-- Start of Material to process --

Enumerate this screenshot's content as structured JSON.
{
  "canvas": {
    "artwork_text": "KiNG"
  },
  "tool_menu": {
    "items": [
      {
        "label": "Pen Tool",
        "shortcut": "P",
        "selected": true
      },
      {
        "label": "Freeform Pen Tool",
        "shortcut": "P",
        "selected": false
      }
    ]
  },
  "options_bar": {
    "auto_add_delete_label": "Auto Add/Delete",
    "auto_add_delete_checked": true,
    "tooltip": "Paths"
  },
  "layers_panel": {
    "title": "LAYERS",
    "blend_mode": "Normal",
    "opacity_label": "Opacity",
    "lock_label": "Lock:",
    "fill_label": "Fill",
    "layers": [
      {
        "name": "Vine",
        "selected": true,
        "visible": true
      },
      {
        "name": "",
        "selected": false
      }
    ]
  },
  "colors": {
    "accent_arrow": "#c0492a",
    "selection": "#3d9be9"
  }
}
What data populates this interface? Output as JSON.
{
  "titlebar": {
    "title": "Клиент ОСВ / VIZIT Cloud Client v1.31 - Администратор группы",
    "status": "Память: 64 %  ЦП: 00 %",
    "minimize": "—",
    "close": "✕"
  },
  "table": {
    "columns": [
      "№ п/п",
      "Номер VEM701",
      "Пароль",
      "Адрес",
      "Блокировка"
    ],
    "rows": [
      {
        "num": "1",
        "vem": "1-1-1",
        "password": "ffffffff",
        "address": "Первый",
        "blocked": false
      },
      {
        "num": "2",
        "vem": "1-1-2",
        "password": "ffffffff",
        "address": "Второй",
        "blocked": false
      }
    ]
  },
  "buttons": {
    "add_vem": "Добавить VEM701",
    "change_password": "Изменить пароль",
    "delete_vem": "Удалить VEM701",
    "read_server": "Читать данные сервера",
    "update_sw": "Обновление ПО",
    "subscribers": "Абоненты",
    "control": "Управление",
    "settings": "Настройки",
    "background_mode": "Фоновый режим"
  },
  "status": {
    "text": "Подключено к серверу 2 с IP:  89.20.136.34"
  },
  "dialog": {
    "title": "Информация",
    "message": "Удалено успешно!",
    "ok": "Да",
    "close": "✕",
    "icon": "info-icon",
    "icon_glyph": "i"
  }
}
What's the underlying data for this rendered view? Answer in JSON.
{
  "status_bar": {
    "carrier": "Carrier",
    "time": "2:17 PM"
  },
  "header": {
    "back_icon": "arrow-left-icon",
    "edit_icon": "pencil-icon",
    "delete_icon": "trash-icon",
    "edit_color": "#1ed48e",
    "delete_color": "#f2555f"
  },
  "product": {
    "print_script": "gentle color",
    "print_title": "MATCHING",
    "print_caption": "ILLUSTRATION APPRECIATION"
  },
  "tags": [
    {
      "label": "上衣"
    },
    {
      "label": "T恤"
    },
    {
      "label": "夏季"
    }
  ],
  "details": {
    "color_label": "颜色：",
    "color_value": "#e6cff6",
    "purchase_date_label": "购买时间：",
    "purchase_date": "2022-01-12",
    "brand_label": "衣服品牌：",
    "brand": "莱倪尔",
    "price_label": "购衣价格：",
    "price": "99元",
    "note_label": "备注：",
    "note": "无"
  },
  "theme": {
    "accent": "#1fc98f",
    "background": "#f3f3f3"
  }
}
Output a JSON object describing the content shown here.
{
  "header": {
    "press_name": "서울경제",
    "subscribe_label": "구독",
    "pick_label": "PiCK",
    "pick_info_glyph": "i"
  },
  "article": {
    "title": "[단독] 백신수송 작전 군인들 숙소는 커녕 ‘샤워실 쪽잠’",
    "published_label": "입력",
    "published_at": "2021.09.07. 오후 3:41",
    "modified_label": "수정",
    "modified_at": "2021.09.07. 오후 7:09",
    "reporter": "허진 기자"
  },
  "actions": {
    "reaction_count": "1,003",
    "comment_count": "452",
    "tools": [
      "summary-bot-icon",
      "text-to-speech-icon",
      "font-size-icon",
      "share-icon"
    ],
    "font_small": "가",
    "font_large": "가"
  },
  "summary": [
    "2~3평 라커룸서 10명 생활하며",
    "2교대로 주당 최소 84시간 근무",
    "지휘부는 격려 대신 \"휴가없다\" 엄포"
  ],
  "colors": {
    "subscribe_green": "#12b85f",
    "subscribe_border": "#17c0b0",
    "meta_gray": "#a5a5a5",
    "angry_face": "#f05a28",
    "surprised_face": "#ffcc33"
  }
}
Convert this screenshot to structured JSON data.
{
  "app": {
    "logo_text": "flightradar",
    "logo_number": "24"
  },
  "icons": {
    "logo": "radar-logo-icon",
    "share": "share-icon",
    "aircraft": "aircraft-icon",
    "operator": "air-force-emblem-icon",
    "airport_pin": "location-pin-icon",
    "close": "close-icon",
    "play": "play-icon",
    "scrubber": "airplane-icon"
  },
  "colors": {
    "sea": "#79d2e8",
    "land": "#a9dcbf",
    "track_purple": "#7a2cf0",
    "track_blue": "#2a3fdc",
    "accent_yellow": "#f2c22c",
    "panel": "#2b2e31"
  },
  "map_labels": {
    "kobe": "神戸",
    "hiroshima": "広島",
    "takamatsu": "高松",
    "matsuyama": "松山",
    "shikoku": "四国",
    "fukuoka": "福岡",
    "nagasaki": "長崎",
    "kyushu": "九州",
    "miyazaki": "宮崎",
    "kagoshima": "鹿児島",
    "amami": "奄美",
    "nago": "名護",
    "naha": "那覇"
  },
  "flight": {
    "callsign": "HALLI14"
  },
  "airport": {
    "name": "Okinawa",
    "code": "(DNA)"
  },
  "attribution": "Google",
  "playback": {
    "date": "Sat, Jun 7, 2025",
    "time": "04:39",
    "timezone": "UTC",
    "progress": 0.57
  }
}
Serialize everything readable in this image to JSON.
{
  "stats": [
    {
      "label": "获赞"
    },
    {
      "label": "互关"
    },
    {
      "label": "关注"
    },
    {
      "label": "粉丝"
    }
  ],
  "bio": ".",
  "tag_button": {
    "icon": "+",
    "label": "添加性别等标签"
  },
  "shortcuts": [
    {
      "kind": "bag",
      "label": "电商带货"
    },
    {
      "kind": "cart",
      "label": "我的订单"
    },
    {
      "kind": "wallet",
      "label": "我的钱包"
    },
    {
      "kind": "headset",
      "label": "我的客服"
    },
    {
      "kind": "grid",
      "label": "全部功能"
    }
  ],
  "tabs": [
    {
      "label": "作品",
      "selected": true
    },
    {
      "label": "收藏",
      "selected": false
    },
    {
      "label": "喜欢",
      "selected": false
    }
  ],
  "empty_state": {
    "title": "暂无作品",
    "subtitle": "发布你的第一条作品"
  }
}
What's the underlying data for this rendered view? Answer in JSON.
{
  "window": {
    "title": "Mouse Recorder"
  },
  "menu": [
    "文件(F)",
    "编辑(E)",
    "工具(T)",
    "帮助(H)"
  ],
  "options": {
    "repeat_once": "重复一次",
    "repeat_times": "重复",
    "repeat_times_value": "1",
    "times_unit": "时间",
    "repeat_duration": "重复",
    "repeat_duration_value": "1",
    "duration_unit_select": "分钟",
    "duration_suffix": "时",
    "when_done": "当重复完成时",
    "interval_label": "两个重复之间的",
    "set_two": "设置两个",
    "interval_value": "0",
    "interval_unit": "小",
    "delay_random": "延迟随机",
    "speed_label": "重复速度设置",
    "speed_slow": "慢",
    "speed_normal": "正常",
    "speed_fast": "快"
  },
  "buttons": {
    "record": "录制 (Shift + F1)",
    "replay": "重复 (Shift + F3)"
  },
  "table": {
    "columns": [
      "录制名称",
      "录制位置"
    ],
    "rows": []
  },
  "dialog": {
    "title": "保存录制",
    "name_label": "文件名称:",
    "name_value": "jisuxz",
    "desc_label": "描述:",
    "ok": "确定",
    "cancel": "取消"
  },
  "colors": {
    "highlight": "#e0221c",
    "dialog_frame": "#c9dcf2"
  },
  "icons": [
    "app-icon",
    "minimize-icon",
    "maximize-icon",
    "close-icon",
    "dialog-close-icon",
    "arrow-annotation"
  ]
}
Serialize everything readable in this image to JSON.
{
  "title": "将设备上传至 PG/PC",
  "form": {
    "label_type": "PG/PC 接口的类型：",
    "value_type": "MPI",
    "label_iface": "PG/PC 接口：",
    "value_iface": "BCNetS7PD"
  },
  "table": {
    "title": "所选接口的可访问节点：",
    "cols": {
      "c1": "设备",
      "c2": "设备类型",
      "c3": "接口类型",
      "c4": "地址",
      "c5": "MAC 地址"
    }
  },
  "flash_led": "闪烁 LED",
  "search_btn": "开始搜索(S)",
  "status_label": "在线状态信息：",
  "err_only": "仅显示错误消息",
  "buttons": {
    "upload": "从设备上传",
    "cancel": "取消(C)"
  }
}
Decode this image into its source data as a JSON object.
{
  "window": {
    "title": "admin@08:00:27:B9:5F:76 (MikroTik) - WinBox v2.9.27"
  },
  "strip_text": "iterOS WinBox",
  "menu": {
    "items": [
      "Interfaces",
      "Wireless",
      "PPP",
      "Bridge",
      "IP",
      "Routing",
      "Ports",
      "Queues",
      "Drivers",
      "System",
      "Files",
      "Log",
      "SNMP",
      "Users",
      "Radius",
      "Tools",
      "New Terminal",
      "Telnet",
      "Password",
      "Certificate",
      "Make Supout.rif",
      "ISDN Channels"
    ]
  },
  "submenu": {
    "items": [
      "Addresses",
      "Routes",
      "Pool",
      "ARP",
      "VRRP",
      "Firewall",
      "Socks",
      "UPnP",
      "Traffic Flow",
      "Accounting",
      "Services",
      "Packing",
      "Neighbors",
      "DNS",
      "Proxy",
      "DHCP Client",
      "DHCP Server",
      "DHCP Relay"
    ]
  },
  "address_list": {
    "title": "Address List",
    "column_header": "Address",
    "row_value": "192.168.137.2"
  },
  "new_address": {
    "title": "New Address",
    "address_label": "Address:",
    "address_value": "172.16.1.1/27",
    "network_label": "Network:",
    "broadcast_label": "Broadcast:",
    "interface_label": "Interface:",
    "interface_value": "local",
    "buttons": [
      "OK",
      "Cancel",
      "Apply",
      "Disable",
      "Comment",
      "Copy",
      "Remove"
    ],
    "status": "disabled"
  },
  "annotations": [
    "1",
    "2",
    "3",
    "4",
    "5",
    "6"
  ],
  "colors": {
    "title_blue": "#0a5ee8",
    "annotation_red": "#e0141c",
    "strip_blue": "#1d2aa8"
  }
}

-- End of Material to process --

## Set problem
Find every line in the records that has the string "WinBox", then state how many there are and nothing else.

## Written answer
2